Goal of the exercise: Copy out, word for word, the records starting with the line that contains "data-point — [200, 261, 211, 272]" and going on through the line that contains "data-point — [573, 266, 585, 278]", with both of those lines included.

## BEGIN Given information

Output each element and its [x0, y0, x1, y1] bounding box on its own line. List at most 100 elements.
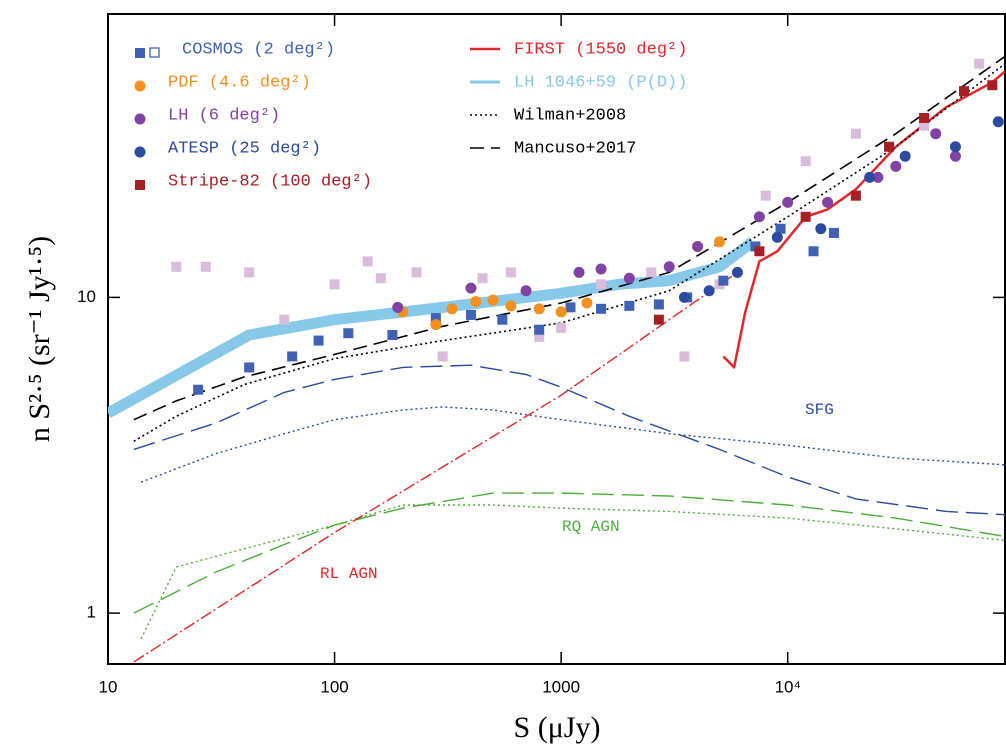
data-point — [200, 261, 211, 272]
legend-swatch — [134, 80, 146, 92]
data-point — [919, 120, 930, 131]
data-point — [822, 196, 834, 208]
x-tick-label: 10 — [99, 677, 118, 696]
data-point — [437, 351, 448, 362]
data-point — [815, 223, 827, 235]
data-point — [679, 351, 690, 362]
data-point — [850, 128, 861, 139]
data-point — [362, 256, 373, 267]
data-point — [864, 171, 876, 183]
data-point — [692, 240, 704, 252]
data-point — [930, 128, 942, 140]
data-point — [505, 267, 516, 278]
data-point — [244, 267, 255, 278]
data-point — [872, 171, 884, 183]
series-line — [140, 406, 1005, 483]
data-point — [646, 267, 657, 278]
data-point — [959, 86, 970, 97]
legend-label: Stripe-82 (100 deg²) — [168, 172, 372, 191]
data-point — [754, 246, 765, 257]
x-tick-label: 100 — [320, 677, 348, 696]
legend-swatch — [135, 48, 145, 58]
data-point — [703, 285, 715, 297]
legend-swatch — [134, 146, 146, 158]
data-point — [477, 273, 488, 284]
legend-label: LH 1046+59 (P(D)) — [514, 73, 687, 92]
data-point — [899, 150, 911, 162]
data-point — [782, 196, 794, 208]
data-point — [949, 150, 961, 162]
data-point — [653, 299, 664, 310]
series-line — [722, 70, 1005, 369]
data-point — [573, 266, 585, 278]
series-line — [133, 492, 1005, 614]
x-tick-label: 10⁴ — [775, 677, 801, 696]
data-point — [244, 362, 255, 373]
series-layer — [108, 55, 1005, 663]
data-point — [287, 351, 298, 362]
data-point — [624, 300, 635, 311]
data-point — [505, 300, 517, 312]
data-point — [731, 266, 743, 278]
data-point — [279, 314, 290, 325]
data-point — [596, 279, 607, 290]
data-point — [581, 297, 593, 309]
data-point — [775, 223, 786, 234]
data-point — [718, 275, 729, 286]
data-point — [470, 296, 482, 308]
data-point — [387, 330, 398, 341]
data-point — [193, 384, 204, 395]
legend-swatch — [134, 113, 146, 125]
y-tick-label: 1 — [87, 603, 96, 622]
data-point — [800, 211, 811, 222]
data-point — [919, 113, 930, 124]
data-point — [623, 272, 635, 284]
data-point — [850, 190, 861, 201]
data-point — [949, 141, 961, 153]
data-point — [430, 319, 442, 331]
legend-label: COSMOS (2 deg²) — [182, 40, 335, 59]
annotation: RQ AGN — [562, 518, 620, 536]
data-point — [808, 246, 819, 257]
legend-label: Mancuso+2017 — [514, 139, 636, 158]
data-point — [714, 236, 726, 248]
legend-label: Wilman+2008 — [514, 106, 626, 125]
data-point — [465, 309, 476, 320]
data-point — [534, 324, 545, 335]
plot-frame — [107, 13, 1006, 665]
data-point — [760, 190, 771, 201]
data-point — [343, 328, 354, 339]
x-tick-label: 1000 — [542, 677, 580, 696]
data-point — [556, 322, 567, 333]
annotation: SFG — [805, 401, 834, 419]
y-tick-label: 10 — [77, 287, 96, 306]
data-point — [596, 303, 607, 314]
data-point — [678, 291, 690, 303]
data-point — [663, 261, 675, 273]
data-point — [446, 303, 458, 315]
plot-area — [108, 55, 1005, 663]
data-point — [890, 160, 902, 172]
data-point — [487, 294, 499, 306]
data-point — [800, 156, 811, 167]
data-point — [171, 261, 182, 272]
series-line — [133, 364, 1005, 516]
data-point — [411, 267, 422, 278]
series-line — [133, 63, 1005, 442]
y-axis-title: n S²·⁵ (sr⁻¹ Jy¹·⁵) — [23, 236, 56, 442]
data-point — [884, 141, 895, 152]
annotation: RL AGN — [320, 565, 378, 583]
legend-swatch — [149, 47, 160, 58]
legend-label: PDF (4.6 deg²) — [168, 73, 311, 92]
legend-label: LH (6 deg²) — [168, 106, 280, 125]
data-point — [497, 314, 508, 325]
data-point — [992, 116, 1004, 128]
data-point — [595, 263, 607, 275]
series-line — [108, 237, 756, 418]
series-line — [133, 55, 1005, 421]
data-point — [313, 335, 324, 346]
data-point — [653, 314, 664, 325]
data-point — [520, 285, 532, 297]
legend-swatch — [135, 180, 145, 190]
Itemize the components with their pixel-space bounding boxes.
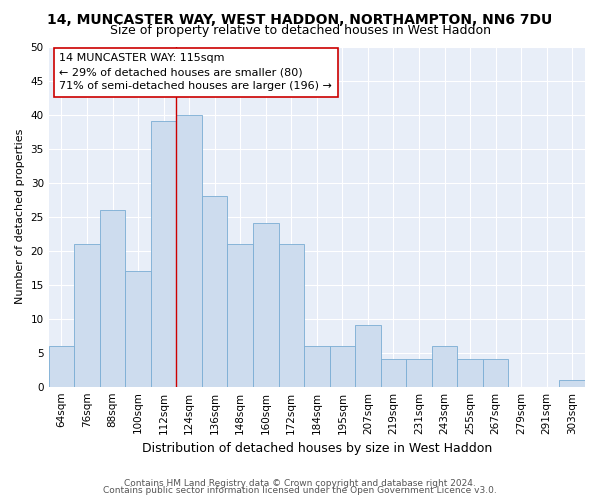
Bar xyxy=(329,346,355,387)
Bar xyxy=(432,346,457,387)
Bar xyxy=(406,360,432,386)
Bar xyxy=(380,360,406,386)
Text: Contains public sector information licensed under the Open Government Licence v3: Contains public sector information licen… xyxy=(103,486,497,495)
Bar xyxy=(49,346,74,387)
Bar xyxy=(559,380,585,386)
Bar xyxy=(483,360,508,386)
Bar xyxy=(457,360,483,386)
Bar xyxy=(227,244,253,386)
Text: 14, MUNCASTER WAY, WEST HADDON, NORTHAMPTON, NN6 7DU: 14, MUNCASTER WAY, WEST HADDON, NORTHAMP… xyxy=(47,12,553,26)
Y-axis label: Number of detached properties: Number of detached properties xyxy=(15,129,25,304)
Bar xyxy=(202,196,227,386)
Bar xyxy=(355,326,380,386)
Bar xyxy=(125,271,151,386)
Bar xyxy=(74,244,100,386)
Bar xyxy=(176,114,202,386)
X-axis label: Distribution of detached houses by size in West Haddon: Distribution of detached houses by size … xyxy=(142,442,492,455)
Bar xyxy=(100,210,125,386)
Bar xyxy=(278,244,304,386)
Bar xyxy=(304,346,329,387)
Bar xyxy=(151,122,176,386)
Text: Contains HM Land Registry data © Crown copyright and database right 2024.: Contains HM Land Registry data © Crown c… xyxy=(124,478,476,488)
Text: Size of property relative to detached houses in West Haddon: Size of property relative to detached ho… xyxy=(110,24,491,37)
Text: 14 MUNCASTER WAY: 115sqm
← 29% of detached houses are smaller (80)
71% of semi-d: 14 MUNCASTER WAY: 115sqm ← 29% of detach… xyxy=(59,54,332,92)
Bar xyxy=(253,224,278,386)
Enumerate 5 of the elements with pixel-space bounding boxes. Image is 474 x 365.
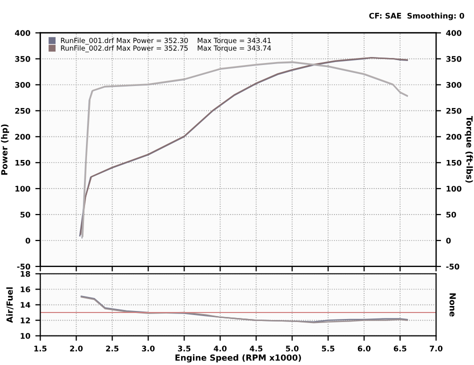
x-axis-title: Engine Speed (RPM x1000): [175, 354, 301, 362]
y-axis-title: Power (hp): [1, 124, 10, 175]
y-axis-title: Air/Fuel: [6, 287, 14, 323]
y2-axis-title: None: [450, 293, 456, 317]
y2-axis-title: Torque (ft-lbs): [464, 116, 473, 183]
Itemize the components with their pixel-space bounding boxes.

## END Given information
## BEGIN Given information

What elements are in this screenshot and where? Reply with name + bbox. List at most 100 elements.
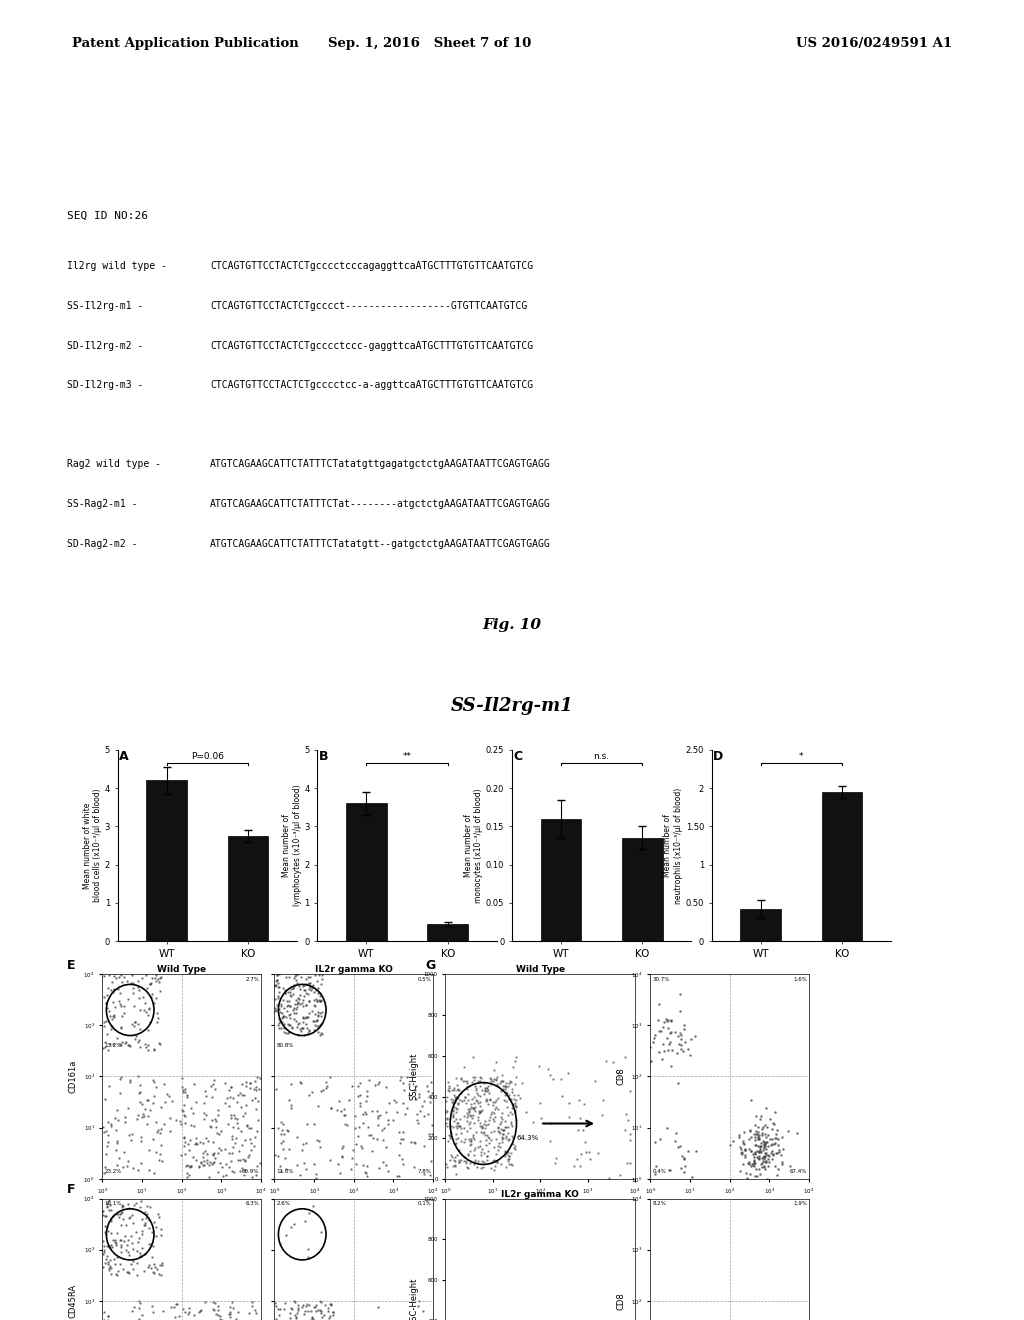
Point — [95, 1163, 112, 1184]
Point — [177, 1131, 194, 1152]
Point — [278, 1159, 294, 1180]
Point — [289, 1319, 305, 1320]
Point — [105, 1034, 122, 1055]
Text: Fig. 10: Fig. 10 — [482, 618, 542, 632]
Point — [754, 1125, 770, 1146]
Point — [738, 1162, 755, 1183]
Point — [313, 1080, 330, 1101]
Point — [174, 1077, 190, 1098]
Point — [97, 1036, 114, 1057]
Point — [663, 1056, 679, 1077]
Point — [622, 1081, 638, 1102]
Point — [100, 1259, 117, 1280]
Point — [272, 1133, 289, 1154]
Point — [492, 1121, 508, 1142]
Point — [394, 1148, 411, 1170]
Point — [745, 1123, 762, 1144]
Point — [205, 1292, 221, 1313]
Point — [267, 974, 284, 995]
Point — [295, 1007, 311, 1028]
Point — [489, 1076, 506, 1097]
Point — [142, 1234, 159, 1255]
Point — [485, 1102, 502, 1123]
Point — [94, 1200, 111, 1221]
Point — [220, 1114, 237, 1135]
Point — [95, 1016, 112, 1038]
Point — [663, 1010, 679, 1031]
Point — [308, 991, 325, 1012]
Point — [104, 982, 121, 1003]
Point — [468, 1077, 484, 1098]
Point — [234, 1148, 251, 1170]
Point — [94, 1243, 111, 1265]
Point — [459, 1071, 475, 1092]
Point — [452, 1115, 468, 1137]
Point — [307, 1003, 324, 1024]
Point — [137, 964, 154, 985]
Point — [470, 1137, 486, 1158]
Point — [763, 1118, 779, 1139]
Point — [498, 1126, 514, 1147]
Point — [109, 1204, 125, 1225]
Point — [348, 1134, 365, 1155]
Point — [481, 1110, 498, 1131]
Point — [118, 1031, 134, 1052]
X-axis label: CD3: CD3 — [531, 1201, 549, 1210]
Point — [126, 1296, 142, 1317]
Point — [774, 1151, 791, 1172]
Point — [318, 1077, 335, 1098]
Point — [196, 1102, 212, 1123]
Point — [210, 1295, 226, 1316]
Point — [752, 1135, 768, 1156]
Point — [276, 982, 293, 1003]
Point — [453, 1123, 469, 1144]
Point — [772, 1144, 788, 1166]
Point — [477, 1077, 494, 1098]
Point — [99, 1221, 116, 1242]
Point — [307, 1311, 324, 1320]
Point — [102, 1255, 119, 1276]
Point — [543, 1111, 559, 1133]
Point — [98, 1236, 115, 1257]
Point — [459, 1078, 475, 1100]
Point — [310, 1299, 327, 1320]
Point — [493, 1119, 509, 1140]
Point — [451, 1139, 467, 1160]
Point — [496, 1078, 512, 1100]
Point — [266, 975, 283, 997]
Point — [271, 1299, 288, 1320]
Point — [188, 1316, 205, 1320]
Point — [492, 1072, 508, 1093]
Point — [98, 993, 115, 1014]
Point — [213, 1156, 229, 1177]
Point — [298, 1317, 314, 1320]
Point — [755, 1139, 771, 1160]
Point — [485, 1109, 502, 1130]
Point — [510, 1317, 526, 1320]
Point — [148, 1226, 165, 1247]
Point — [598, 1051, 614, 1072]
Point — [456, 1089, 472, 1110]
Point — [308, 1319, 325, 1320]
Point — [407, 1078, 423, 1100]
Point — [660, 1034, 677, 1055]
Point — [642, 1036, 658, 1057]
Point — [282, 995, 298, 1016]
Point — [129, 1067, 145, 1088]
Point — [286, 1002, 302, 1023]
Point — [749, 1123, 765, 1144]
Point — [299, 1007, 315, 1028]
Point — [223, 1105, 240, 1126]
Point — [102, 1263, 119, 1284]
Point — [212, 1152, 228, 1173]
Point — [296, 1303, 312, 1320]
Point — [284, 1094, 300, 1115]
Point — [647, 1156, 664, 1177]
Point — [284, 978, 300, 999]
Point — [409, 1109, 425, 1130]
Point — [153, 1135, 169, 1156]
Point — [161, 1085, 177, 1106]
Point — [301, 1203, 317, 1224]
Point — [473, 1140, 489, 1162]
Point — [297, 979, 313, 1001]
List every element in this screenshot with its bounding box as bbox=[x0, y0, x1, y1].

## END Given information

The reply:
data-point — [200, 261, 211, 272]
legend-swatch — [134, 80, 146, 92]
data-point — [919, 120, 930, 131]
data-point — [822, 196, 834, 208]
x-tick-label: 10 — [99, 677, 118, 696]
data-point — [437, 351, 448, 362]
data-point — [815, 223, 827, 235]
data-point — [679, 351, 690, 362]
data-point — [850, 128, 861, 139]
data-point — [362, 256, 373, 267]
data-point — [864, 171, 876, 183]
data-point — [692, 240, 704, 252]
data-point — [930, 128, 942, 140]
data-point — [505, 267, 516, 278]
data-point — [244, 267, 255, 278]
data-point — [872, 171, 884, 183]
series-line — [140, 406, 1005, 483]
data-point — [646, 267, 657, 278]
data-point — [959, 86, 970, 97]
legend-label: Stripe-82 (100 deg²) — [168, 172, 372, 191]
data-point — [754, 246, 765, 257]
x-tick-label: 100 — [320, 677, 348, 696]
legend-swatch — [135, 48, 145, 58]
data-point — [703, 285, 715, 297]
legend-swatch — [134, 146, 146, 158]
data-point — [477, 273, 488, 284]
legend-label: LH 1046+59 (P(D)) — [514, 73, 687, 92]
data-point — [899, 150, 911, 162]
data-point — [782, 196, 794, 208]
data-point — [949, 150, 961, 162]
data-point — [653, 299, 664, 310]
series-line — [722, 70, 1005, 369]
data-point — [573, 266, 585, 278]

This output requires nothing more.